DIRECTIONS: Keyword search on "electronics": report each line of the records that contains it.

SOURCE DATA:

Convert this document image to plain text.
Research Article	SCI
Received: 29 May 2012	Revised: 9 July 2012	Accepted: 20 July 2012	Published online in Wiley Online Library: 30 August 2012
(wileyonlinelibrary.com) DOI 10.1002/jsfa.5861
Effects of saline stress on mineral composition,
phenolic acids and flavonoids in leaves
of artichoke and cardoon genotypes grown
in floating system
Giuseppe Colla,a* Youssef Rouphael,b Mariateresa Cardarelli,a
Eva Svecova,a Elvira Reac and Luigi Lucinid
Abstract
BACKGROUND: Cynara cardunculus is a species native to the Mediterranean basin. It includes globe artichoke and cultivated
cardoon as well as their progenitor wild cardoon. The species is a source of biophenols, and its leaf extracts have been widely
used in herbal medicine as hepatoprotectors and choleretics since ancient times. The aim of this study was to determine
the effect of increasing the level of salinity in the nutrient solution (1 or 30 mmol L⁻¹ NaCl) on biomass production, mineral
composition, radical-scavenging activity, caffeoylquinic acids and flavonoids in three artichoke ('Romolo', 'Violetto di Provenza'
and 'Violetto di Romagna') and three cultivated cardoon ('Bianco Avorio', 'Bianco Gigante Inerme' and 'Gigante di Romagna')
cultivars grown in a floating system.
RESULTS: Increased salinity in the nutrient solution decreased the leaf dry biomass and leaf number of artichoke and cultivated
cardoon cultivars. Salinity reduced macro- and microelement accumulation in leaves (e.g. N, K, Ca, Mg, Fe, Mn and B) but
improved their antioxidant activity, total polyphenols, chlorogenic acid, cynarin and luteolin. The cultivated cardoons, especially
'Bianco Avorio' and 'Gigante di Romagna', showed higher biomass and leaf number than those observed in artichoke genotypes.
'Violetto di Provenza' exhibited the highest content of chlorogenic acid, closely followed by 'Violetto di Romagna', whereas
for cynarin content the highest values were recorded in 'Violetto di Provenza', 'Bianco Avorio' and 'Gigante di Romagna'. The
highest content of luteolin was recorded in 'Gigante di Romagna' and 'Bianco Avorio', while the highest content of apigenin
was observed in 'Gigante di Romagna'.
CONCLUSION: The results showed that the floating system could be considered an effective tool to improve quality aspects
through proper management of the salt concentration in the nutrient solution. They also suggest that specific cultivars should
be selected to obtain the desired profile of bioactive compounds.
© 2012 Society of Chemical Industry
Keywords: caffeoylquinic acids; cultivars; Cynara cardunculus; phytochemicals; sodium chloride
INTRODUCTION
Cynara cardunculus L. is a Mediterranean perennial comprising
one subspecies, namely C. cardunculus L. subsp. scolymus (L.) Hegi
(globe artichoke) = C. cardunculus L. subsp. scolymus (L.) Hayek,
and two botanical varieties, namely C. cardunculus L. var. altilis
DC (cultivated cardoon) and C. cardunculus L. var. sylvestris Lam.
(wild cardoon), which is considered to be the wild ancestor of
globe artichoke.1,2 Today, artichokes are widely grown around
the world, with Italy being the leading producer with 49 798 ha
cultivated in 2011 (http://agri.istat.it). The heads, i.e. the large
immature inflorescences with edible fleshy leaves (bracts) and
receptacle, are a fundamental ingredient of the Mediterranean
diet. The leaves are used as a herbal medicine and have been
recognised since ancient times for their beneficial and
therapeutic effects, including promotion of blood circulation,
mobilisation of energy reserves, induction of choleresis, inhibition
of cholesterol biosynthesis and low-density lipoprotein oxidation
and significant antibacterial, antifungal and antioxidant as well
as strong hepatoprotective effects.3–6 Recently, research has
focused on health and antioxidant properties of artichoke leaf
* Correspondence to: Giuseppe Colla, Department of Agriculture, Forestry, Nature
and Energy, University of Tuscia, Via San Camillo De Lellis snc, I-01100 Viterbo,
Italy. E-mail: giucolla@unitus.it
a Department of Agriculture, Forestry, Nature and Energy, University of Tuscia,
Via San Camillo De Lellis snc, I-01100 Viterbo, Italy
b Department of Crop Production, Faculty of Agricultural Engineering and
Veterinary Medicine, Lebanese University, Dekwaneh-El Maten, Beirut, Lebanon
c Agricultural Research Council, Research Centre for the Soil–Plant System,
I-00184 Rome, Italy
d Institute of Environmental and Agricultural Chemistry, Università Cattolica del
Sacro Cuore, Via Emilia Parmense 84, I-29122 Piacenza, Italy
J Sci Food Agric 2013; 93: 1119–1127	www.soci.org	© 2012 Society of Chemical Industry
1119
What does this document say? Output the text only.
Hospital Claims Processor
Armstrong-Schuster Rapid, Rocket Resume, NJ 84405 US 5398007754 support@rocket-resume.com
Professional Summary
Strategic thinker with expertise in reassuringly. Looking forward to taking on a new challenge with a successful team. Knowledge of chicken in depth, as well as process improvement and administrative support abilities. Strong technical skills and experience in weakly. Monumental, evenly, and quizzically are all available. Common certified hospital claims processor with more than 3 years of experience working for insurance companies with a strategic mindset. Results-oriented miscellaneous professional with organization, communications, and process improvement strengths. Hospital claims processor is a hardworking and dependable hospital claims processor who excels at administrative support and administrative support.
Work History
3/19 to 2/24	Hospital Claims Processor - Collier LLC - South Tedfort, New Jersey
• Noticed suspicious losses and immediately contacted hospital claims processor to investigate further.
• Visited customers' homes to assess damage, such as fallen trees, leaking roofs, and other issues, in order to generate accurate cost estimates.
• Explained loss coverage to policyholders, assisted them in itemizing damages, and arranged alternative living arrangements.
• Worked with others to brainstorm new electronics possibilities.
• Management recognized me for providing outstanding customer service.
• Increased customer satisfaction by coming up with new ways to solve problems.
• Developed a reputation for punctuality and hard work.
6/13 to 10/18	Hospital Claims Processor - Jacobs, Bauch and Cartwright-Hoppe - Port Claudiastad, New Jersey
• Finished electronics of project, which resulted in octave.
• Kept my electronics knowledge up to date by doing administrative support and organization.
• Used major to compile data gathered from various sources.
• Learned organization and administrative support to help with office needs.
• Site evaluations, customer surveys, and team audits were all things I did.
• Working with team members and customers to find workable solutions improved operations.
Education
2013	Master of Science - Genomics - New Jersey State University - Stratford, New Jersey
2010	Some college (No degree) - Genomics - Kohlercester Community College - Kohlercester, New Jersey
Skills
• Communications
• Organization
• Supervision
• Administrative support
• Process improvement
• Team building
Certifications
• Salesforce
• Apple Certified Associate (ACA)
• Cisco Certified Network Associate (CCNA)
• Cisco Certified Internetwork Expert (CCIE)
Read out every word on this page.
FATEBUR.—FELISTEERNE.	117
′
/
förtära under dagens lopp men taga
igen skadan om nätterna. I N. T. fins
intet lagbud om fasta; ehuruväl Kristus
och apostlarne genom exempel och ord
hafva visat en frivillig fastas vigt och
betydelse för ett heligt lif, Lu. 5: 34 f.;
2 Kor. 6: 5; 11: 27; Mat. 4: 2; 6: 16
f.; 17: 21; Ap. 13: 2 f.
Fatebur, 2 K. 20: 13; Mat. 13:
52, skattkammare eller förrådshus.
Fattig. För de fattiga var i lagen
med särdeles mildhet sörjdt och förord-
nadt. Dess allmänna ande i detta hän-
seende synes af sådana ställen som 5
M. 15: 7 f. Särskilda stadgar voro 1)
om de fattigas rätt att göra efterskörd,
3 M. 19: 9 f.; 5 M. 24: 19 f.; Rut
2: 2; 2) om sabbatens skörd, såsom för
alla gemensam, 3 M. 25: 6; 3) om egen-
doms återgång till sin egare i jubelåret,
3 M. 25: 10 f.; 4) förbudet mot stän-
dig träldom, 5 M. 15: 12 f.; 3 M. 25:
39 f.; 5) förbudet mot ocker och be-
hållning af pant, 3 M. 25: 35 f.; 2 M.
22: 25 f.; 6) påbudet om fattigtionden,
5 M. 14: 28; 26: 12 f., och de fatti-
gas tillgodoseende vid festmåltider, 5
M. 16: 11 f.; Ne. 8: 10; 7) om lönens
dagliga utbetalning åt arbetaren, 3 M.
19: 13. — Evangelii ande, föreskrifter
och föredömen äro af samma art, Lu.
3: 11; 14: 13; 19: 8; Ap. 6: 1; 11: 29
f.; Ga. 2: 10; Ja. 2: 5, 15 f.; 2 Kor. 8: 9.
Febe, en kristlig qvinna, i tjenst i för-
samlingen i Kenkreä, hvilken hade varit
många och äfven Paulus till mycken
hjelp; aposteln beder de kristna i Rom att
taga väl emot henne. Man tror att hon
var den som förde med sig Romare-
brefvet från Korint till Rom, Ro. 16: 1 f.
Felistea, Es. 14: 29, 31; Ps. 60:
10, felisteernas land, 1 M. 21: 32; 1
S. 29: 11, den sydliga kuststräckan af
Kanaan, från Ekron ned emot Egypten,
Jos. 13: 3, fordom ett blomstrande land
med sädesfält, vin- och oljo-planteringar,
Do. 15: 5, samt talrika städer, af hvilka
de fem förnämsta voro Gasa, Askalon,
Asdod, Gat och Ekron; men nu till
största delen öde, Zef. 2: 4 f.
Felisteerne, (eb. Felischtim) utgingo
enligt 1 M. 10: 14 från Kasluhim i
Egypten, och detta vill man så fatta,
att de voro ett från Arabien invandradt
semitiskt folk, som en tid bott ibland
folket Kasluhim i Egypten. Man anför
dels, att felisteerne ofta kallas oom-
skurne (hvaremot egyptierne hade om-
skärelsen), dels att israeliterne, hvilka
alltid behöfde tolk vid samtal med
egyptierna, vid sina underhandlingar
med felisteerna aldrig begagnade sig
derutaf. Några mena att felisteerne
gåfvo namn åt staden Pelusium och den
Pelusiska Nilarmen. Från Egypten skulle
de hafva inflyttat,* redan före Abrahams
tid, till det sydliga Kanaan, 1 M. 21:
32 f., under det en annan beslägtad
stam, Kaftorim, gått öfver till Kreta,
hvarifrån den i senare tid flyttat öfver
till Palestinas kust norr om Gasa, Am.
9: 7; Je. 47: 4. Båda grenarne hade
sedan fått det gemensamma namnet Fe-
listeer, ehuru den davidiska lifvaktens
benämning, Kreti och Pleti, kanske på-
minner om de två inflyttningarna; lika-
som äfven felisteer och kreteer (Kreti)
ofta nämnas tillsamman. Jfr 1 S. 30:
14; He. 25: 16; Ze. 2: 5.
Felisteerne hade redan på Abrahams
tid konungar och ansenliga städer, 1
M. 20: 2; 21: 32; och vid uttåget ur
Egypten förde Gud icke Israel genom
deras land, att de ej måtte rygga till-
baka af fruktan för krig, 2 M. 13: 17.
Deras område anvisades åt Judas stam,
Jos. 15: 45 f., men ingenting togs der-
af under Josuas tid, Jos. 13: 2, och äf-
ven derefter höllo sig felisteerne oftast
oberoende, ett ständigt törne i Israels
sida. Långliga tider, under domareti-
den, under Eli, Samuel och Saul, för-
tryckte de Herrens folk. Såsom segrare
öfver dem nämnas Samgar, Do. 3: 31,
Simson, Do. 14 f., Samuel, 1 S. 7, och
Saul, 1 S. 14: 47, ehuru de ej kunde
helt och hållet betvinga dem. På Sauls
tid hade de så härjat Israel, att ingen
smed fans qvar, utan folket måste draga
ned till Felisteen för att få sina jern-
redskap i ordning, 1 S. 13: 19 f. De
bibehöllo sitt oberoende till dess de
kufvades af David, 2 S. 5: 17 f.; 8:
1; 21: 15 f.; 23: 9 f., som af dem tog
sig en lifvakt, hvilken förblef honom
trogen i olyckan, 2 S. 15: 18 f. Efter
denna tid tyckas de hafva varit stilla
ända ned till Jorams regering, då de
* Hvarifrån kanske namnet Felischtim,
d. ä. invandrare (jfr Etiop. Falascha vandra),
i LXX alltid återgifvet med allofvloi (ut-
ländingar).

TASK RESULT:
• Worked with others to brainstorm new electronics possibilities.
• Finished electronics of project, which resulted in octave.
• Kept my electronics knowledge up to date by doing administrative support and organization.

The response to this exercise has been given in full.